• Stated task:
Quote every line below exactly as it reads.

• Dataset entries on figures:
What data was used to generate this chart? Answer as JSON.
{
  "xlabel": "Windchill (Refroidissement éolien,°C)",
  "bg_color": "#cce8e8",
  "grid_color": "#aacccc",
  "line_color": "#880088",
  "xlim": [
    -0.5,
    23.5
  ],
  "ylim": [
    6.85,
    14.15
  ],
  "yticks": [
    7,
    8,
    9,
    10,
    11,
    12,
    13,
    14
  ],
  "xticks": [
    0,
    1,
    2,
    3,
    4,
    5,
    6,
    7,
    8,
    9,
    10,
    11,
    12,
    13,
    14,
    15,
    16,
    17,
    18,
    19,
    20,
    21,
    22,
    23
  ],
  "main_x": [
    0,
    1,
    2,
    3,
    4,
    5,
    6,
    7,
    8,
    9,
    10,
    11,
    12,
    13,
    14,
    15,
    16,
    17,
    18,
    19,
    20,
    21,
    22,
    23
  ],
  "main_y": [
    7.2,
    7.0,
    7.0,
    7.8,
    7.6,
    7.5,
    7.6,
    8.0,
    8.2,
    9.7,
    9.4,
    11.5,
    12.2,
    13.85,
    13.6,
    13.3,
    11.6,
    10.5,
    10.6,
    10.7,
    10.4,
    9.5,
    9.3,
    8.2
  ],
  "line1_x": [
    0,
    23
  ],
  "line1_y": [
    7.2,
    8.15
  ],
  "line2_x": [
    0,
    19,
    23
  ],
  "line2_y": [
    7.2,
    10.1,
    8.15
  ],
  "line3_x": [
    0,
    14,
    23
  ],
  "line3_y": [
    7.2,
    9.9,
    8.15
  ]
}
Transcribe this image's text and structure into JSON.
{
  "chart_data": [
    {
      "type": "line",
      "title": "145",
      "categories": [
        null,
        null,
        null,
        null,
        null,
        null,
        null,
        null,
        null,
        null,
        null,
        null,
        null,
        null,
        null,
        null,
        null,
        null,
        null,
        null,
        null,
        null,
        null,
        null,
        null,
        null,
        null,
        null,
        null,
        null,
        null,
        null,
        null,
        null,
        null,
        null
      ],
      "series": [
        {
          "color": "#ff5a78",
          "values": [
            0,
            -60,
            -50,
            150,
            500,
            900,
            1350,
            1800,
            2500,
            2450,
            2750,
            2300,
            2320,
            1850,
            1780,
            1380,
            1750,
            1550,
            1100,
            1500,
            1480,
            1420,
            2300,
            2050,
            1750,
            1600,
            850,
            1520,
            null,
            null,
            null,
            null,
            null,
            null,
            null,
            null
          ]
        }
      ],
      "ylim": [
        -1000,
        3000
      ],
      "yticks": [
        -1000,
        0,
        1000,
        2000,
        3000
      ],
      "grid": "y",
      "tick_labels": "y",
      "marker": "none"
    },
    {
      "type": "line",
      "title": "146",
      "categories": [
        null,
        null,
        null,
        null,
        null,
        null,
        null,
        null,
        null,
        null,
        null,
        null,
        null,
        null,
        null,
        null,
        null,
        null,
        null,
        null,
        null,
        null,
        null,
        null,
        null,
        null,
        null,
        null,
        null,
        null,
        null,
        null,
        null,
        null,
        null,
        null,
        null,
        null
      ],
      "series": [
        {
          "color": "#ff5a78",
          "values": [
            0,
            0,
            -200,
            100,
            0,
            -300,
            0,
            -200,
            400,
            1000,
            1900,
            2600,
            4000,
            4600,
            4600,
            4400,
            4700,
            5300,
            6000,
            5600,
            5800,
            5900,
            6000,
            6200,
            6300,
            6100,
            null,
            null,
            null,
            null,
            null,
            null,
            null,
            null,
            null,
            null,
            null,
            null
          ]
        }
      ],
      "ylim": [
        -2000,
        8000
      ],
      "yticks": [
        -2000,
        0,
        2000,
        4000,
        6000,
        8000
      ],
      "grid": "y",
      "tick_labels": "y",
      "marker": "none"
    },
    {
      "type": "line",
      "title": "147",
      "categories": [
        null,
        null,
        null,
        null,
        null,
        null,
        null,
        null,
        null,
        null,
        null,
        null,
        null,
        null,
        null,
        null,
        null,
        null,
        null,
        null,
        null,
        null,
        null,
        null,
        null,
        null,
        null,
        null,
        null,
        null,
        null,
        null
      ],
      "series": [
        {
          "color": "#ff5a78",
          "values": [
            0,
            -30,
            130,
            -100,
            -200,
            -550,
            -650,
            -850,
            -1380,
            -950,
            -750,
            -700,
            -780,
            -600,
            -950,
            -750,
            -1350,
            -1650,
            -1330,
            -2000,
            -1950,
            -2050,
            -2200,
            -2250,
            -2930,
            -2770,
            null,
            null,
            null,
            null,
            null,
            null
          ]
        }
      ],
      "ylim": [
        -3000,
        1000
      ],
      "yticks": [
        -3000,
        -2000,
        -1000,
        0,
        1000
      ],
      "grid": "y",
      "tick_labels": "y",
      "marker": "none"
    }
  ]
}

• Reply to the task:
What data was used to generate this chart? Answer as JSON.
{
  "xlabel": "Windchill (Refroidissement éolien,°C)",
  "bg_color": "#cce8e8",
  "grid_color": "#aacccc",
  "line_color": "#880088",
  "xlim": [
    -0.5,
    23.5
  ],
  "ylim": [
    6.85,
    14.15
  ],
  "yticks": [
    7,
    8,
    9,
    10,
    11,
    12,
    13,
    14
  ],
  "xticks": [
    0,
    1,
    2,
    3,
    4,
    5,
    6,
    7,
    8,
    9,
    10,
    11,
    12,
    13,
    14,
    15,
    16,
    17,
    18,
    19,
    20,
    21,
    22,
    23
  ],
  "main_x": [
    0,
    1,
    2,
    3,
    4,
    5,
    6,
    7,
    8,
    9,
    10,
    11,
    12,
    13,
    14,
    15,
    16,
    17,
    18,
    19,
    20,
    21,
    22,
    23
  ],
  "main_y": [
    7.2,
    7.0,
    7.0,
    7.8,
    7.6,
    7.5,
    7.6,
    8.0,
    8.2,
    9.7,
    9.4,
    11.5,
    12.2,
    13.85,
    13.6,
    13.3,
    11.6,
    10.5,
    10.6,
    10.7,
    10.4,
    9.5,
    9.3,
    8.2
  ],
  "line1_x": [
    0,
    23
  ],
  "line1_y": [
    7.2,
    8.15
  ],
  "line2_x": [
    0,
    19,
    23
  ],
  "line2_y": [
    7.2,
    10.1,
    8.15
  ],
  "line3_x": [
    0,
    14,
    23
  ],
  "line3_y": [
    7.2,
    9.9,
    8.15
  ]
}
Transcribe this image's text and structure into JSON.
{
  "chart_data": [
    {
      "type": "line",
      "title": "145",
      "categories": [
        null,
        null,
        null,
        null,
        null,
        null,
        null,
        null,
        null,
        null,
        null,
        null,
        null,
        null,
        null,
        null,
        null,
        null,
        null,
        null,
        null,
        null,
        null,
        null,
        null,
        null,
        null,
        null,
        null,
        null,
        null,
        null,
        null,
        null,
        null,
        null
      ],
      "series": [
        {
          "color": "#ff5a78",
          "values": [
            0,
            -60,
            -50,
            150,
            500,
            900,
            1350,
            1800,
            2500,
            2450,
            2750,
            2300,
            2320,
            1850,
            1780,
            1380,
            1750,
            1550,
            1100,
            1500,
            1480,
            1420,
            2300,
            2050,
            1750,
            1600,
            850,
            1520,
            null,
            null,
            null,
            null,
            null,
            null,
            null,
            null
          ]
        }
      ],
      "ylim": [
        -1000,
        3000
      ],
      "yticks": [
        -1000,
        0,
        1000,
        2000,
        3000
      ],
      "grid": "y",
      "tick_labels": "y",
      "marker": "none"
    },
    {
      "type": "line",
      "title": "146",
      "categories": [
        null,
        null,
        null,
        null,
        null,
        null,
        null,
        null,
        null,
        null,
        null,
        null,
        null,
        null,
        null,
        null,
        null,
        null,
        null,
        null,
        null,
        null,
        null,
        null,
        null,
        null,
        null,
        null,
        null,
        null,
        null,
        null,
        null,
        null,
        null,
        null,
        null,
        null
      ],
      "series": [
        {
          "color": "#ff5a78",
          "values": [
            0,
            0,
            -200,
            100,
            0,
            -300,
            0,
            -200,
            400,
            1000,
            1900,
            2600,
            4000,
            4600,
            4600,
            4400,
            4700,
            5300,
            6000,
            5600,
            5800,
            5900,
            6000,
            6200,
            6300,
            6100,
            null,
            null,
            null,
            null,
            null,
            null,
            null,
            null,
            null,
            null,
            null,
            null
          ]
        }
      ],
      "ylim": [
        -2000,
        8000
      ],
      "yticks": [
        -2000,
        0,
        2000,
        4000,
        6000,
        8000
      ],
      "grid": "y",
      "tick_labels": "y",
      "marker": "none"
    },
    {
      "type": "line",
      "title": "147",
      "categories": [
        null,
        null,
        null,
        null,
        null,
        null,
        null,
        null,
        null,
        null,
        null,
        null,
        null,
        null,
        null,
        null,
        null,
        null,
        null,
        null,
        null,
        null,
        null,
        null,
        null,
        null,
        null,
        null,
        null,
        null,
        null,
        null
      ],
      "series": [
        {
          "color": "#ff5a78",
          "values": [
            0,
            -30,
            130,
            -100,
            -200,
            -550,
            -650,
            -850,
            -1380,
            -950,
            -750,
            -700,
            -780,
            -600,
            -950,
            -750,
            -1350,
            -1650,
            -1330,
            -2000,
            -1950,
            -2050,
            -2200,
            -2250,
            -2930,
            -2770,
            null,
            null,
            null,
            null,
            null,
            null
          ]
        }
      ],
      "ylim": [
        -3000,
        1000
      ],
      "yticks": [
        -3000,
        -2000,
        -1000,
        0,
        1000
      ],
      "grid": "y",
      "tick_labels": "y",
      "marker": "none"
    }
  ]
}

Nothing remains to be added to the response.